For example, curing of polymers can include baking the polymers in
a furnace (e.g., about a 350.degree. C. to about a 500.degree. C.
furnace) or heating them on a hot plate. Curing may occur in
response to exposure to visible or ultraviolet light. Curing may
further include adding curing (e.g., cross-linking) agents to the
polymer. For one embodiment, it is preferred to use a multiple step
cure to increase effectiveness. For example, such a multiple step
cure may include processing in the range of about 100.degree. C. to
about 125.degree. C. for about 10 minutes, about 250.degree. C. for
about 10 minutes, and followed by about 375.degree. C. for about 20
minutes. It should be readily apparent to one skilled in the art
that the times and temperatures may vary depending upon various
factors, including the desired properties of the materials used,
and that the present invention is in no manner limited to the
illustrative multiple step cure presented above. Various multiple
step curing methods may be suitable. For one embodiment, hot plate
curing is used.
[0044] A supercritical fluid is then utilized to convert at least a
portion of the polynorbornene material 110, as illustrated in FIG.
1A, into a foamed polynorbornene material 116 having a thickness
118, as illustrated in FIG. 1B. A gas is determined to be in a
supercritical state (and is referred to as a supercritical fluid)
when it is subjected to a combination of pressure and temperature
above its critical point. The critical point is the temperature
(critical temperature) and pressure (critical pressure) at which
the liquid and gas phases of the fluid become a single phase (i.e.,
the liquid and gas phases coexist). A wide variety of compounds and
elements can be converted to the supercritical state in order to be
used to form the foamed polynorbornene material 116.
[0045] Preferably, the supercritical fluid is selected from the
group of ammonia (NH.sub.3), an amine (NR.sub.3), an alcohol (ROH),
water (H.sub.2O), carbon dioxide (CO.sub.2), nitrous oxide
(N.sub.2O), a noble gas (e.g., He, Ne, Ar), a hydrogen halide
(e.g., hydrofluoric acid (HF), hydrochloric acid (HCl), hydrobromic
acid (HBr)), boron trichloride (BCl.sub.3), chlorine (Cl.sub.2),
fluorine (F.sub.2), oxygen (O.sub.2), nitrogen (N.sub.2), a
hydrocarbon (e.g., dimethyl carbonate (CO(OCH.sub.3).sub.2),
methane (CH.sub.4), ethane (C.sub.2H.sub.6), propane
(C.sub.3H.sub.8), ethylene (C.sub.2H.sub.4), etc.), a fluorocarbon
(e.g., CF.sub.4, C.sub.2F.sub.4, CH.sub.3F, etc.),
hexafluoroacetylacetone (C.sub.5H.sub.2F.sub.6O.sub.2), and
combinations thereof. Although these and other fluids may be used,
it is preferable to have a fluid with a low critical pressure,
preferably below about 100 atmospheres, and a low critical
temperature of at or near room temperature. Further, it is
preferred that the fluids be nontoxic and nonflammable. Likewise,
the fluids should not degrade the properties of the polynorbornene
material used. Most preferably, however, the supercritical fluid is
CO.sub.2, due to the relatively inert nature of CO.sub.2, with
respect to most polymeric materials. Furthermore, the critical
temperature (about 31.degree. C.) and critical pressure (about 7.38
MPa, 72.8 atm) of CO.sub.2 are relatively low. Thus, when CO.sub.2
is subjected to a combination of pressure and temperature above
about 7.38 MPa (72.8 atm) and about 31.degree. C., respectively, it
is in the supercritical state.

- _Your tasks_
a – Check each statement against the polynorbornene passage. Answer yes or no for each and quote the passage's deciding words: (i) the multiple step cure ends with about 20 minutes at about 375 degrees C; (ii) the passage prefers supercritical fluids that are flammable; (iii) a preferred fluid has a critical pressure below about 100 atmospheres.
b – Write the next part of the polynorbornene passage, picking up after its final sentence.

- _Stored data_
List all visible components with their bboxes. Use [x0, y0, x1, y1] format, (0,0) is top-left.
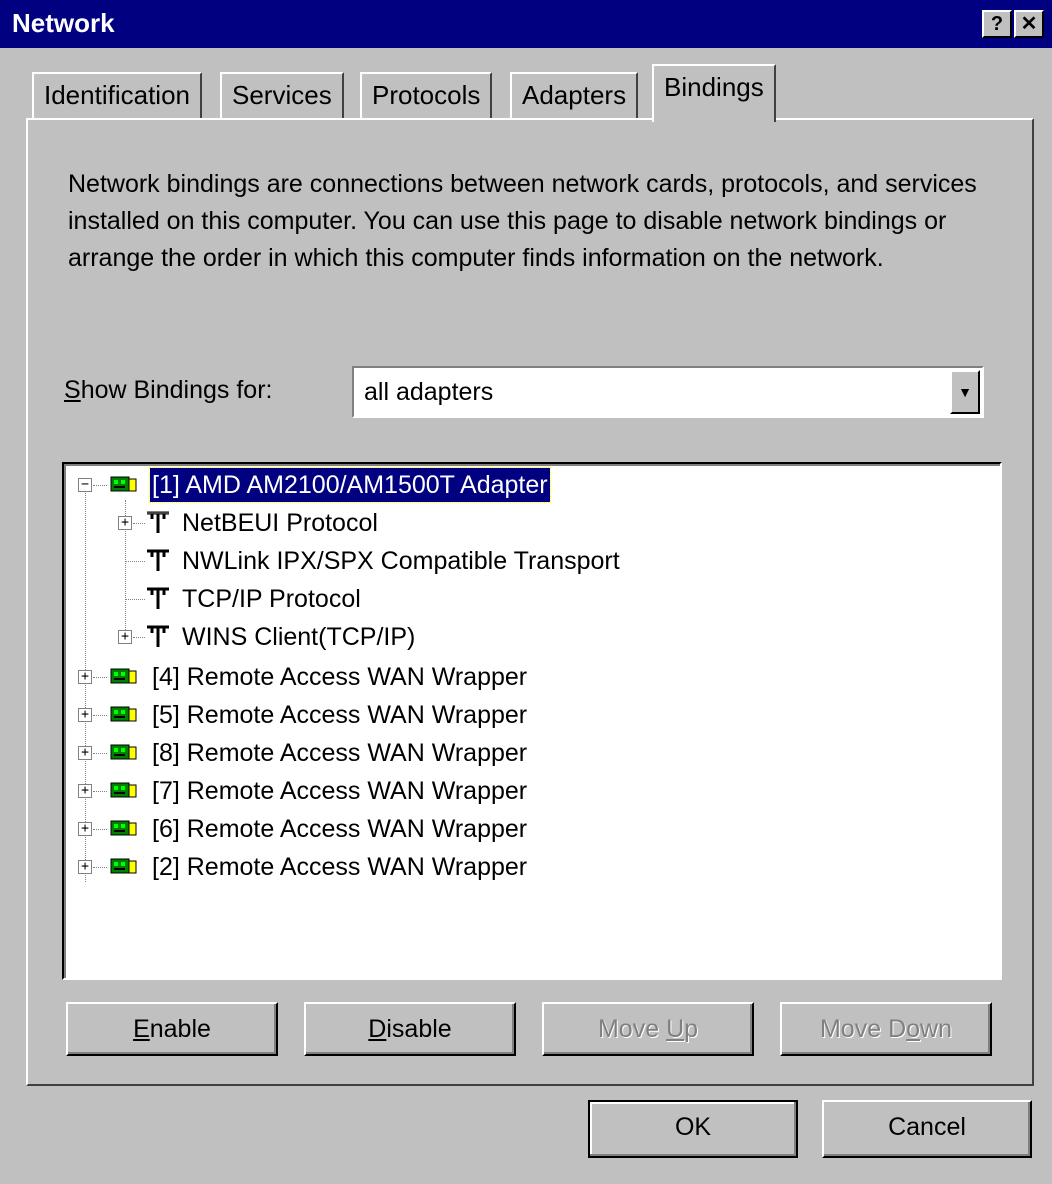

--

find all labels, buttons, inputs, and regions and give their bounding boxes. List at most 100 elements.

- _Written answers_
a –
(i) Yes: "and followed by about 375.degree. C. for about 20 minutes"
(ii) No: "it is preferred that the fluids be nontoxic and nonflammable"
(iii) Yes: "preferably below about 100 atmospheres"

b –
[0046] The structure illustrated in FIG. 1A is exposed to the
supercritical fluid for a sufficient time period to foam at least a
portion of the polynorbornene material 110 to the desired resulting
thickness 118, as illustrated in FIG. 1B. Generally, the substrate
112 is placed in a processing chamber and the temperature and
pressure of the processing chamber are elevated above the
temperature and pressure needed for creating and maintaining the
particular supercritical fluid. After the polynorbornene material
110 is exposed to the supercritical fluid for a sufficient period
of time to saturate the polynorbornene material 110 with
supercritical fluid, the flow of supercritical fluid is stopped and
the processing chamber is depressurized. Upon depressurization, the
foaming of the polynorbornene material occurs as the supercritical
state of the fluid is no longer maintained.
[0047] The foaming of the polynorbornene material 110 may be
assisted by subjecting the material to thermal treatment, e.g., a
temperature suitable for assisting the foaming process but below
temperatures which may degrade the material. Further, the
depressurization to ambient pressure is carried out at any suitable
speed, but the depressurization must at least provide for
conversion of the polynorbornene material 110 before substantial
diffusion of the supercritical fluid out of the polynorbornene
material 110 occurs. Foaming of the polynorbornene material 110 may
occur over a short period of time. The period of time that it takes
for the saturated polynorbornene material 110 to be completely
foamed depends on the type and thickness of the polynorbornene
material and the temperature/pressure difference between the
processing chamber and ambient environment. The specific time,
temperature and pressure combination used depends on the diffusion
rate of the gas through the polymer and the thickness of the layer
of polymer used. It should be readily apparent that other foaming
techniques may be used in place of or in combination with that
described herein in accordance with the present invention.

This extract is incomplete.